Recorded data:
##############################

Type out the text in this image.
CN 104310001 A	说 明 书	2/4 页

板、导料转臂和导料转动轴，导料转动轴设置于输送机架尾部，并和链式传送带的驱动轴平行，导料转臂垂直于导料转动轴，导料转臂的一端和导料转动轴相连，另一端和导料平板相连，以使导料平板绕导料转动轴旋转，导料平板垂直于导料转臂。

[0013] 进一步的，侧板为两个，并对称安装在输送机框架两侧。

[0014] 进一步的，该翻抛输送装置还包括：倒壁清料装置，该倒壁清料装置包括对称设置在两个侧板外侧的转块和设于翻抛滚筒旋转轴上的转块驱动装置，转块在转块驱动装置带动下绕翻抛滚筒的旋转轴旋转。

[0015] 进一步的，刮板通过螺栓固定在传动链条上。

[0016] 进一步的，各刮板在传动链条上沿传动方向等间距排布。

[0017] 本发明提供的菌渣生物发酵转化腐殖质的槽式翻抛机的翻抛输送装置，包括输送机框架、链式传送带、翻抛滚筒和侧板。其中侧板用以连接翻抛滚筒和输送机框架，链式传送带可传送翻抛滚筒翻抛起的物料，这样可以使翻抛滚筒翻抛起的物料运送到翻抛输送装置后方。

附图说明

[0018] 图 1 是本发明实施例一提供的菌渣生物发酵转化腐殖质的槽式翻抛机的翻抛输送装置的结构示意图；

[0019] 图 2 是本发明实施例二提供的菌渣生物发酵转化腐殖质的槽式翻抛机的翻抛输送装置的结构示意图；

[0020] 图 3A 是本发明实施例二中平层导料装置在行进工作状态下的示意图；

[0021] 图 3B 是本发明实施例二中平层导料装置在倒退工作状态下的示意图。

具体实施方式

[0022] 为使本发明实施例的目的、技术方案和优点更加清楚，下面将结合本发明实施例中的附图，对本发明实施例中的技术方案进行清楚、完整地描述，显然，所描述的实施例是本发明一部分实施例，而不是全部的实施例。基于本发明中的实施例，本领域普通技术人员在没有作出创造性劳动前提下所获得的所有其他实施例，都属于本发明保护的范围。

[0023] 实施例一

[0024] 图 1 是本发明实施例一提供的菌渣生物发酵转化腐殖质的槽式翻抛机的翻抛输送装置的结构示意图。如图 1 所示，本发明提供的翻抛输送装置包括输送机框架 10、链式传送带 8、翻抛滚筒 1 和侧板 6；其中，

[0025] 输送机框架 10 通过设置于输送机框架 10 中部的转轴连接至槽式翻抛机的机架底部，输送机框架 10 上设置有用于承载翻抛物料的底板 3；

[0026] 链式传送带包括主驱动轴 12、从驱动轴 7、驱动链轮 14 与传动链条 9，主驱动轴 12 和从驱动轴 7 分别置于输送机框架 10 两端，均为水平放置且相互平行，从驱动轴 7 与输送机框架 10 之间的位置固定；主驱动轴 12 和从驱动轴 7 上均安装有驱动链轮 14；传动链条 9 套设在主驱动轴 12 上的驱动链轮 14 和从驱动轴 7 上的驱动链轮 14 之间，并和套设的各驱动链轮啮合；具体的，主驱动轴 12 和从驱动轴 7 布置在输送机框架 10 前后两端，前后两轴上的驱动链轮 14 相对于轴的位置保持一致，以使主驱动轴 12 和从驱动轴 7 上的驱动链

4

##############################

Task to carry out: All the data must be duplicated exactly, with nothing added or removed.

Solution for this task:
Type out the text in this image.
CN 104310001 A	说 明 书	2/4 页

板、导料转臂和导料转动轴，导料转动轴设置于输送机架尾部，并和链式传送带的驱动轴平行，导料转臂垂直于导料转动轴，导料转臂的一端和导料转动轴相连，另一端和导料平板相连，以使导料平板绕导料转动轴旋转，导料平板垂直于导料转臂。

[0013] 进一步的，侧板为两个，并对称安装在输送机框架两侧。

[0014] 进一步的，该翻抛输送装置还包括：倒壁清料装置，该倒壁清料装置包括对称设置在两个侧板外侧的转块和设于翻抛滚筒旋转轴上的转块驱动装置，转块在转块驱动装置带动下绕翻抛滚筒的旋转轴旋转。

[0015] 进一步的，刮板通过螺栓固定在传动链条上。

[0016] 进一步的，各刮板在传动链条上沿传动方向等间距排布。

[0017] 本发明提供的菌渣生物发酵转化腐殖质的槽式翻抛机的翻抛输送装置，包括输送机框架、链式传送带、翻抛滚筒和侧板。其中侧板用以连接翻抛滚筒和输送机框架，链式传送带可传送翻抛滚筒翻抛起的物料，这样可以使翻抛滚筒翻抛起的物料运送到翻抛输送装置后方。

附图说明

[0018] 图 1 是本发明实施例一提供的菌渣生物发酵转化腐殖质的槽式翻抛机的翻抛输送装置的结构示意图；

[0019] 图 2 是本发明实施例二提供的菌渣生物发酵转化腐殖质的槽式翻抛机的翻抛输送装置的结构示意图；

[0020] 图 3A 是本发明实施例二中平层导料装置在行进工作状态下的示意图；

[0021] 图 3B 是本发明实施例二中平层导料装置在倒退工作状态下的示意图。

具体实施方式

[0022] 为使本发明实施例的目的、技术方案和优点更加清楚，下面将结合本发明实施例中的附图，对本发明实施例中的技术方案进行清楚、完整地描述，显然，所描述的实施例是本发明一部分实施例，而不是全部的实施例。基于本发明中的实施例，本领域普通技术人员在没有作出创造性劳动前提下所获得的所有其他实施例，都属于本发明保护的范围。

[0023] 实施例一

[0024] 图 1 是本发明实施例一提供的菌渣生物发酵转化腐殖质的槽式翻抛机的翻抛输送装置的结构示意图。如图 1 所示，本发明提供的翻抛输送装置包括输送机框架 10、链式传送带 8、翻抛滚筒 1 和侧板 6；其中，

[0025] 输送机框架 10 通过设置于输送机框架 10 中部的转轴连接至槽式翻抛机的机架底部，输送机框架 10 上设置有用于承载翻抛物料的底板 3；

[0026] 链式传送带包括主驱动轴 12、从驱动轴 7、驱动链轮 14 与传动链条 9，主驱动轴 12 和从驱动轴 7 分别置于输送机框架 10 两端，均为水平放置且相互平行，从驱动轴 7 与输送机框架 10 之间的位置固定；主驱动轴 12 和从驱动轴 7 上均安装有驱动链轮 14；传动链条 9 套设在主驱动轴 12 上的驱动链轮 14 和从驱动轴 7 上的驱动链轮 14 之间，并和套设的各驱动链轮啮合；具体的，主驱动轴 12 和从驱动轴 7 布置在输送机框架 10 前后两端，前后两轴上的驱动链轮 14 相对于轴的位置保持一致，以使主驱动轴 12 和从驱动轴 7 上的驱动链

4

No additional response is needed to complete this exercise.